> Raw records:
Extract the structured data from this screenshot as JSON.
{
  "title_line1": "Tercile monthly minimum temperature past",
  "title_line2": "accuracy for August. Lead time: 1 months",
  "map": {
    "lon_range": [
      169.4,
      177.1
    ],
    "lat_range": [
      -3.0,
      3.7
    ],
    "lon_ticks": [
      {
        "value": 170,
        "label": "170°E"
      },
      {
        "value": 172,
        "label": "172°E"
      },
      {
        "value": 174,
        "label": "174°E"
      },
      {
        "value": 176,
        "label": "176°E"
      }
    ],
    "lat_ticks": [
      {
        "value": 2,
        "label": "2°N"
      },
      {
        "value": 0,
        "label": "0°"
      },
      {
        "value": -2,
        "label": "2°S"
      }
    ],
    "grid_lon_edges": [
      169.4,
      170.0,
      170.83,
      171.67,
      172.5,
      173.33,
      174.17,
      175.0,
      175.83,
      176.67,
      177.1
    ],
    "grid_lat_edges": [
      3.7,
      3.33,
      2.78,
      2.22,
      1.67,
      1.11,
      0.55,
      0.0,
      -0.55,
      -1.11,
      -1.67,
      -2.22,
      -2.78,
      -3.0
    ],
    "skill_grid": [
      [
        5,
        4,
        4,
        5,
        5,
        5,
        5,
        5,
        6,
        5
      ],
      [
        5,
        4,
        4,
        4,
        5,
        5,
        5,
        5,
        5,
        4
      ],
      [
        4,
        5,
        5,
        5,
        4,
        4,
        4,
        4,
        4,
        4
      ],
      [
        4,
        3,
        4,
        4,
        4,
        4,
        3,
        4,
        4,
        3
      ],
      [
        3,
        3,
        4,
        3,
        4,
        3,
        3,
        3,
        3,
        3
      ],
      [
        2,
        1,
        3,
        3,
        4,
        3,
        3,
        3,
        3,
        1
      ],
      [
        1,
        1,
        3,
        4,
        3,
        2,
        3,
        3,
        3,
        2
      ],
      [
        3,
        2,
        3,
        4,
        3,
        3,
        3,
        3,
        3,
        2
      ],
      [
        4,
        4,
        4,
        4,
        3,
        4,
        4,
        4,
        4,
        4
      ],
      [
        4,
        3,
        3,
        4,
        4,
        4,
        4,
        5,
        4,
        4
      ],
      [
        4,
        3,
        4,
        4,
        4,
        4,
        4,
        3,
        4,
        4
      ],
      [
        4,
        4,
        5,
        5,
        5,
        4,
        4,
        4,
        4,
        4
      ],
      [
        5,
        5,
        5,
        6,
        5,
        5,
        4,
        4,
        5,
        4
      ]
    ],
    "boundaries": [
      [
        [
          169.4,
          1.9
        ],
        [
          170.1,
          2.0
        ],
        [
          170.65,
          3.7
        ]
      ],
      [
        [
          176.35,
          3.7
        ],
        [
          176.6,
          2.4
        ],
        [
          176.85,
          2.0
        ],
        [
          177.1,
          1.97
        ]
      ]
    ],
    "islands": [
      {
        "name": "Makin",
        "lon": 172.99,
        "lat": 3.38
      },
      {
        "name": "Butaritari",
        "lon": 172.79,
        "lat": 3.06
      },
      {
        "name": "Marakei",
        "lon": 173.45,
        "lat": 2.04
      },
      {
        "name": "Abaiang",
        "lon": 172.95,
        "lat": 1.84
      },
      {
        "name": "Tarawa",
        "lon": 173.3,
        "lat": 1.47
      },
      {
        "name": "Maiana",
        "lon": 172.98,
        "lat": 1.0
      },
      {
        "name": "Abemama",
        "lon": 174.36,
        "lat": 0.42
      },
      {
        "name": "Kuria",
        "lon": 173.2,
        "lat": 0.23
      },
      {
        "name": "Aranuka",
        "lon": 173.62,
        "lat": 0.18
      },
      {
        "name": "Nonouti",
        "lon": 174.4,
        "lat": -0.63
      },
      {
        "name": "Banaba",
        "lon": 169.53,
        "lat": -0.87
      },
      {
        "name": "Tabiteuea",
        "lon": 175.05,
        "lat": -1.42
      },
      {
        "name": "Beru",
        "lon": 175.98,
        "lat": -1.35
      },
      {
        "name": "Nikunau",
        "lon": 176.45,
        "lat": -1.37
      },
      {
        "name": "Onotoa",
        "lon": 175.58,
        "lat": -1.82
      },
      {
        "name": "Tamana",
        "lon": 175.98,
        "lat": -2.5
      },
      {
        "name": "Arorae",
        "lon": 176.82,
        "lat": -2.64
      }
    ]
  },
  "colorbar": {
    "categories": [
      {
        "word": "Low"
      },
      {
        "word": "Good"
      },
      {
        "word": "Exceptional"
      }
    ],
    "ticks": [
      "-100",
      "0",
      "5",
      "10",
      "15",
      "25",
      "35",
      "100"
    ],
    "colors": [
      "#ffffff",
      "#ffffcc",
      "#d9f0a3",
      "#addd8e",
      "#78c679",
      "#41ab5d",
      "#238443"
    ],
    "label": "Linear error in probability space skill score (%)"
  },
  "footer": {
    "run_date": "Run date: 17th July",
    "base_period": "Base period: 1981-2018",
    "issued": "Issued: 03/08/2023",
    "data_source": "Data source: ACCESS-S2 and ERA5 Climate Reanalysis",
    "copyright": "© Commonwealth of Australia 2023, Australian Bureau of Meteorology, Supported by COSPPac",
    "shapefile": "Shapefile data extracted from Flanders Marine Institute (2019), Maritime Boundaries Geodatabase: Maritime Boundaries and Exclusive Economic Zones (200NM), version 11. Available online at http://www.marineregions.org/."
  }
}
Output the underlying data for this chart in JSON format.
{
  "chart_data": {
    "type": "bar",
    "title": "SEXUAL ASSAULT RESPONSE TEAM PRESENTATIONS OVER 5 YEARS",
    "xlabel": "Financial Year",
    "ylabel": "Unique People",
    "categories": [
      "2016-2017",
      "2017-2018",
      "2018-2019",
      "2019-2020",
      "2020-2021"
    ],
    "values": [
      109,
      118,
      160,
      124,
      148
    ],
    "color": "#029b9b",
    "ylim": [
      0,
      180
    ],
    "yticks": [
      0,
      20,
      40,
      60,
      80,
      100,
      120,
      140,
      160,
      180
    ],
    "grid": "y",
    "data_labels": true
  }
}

> What you will do:
Every line of the records that includes the word "from" should be gathered.

> Exercise solution:
Extract the structured data from this screenshot as JSON.
    "shapefile": "Shapefile data extracted from Flanders Marine Institute (2019), Maritime Boundaries Geodatabase: Maritime Boundaries and Exclusive Economic Zones (200NM), version 11. Available online at http://www.marineregions.org/."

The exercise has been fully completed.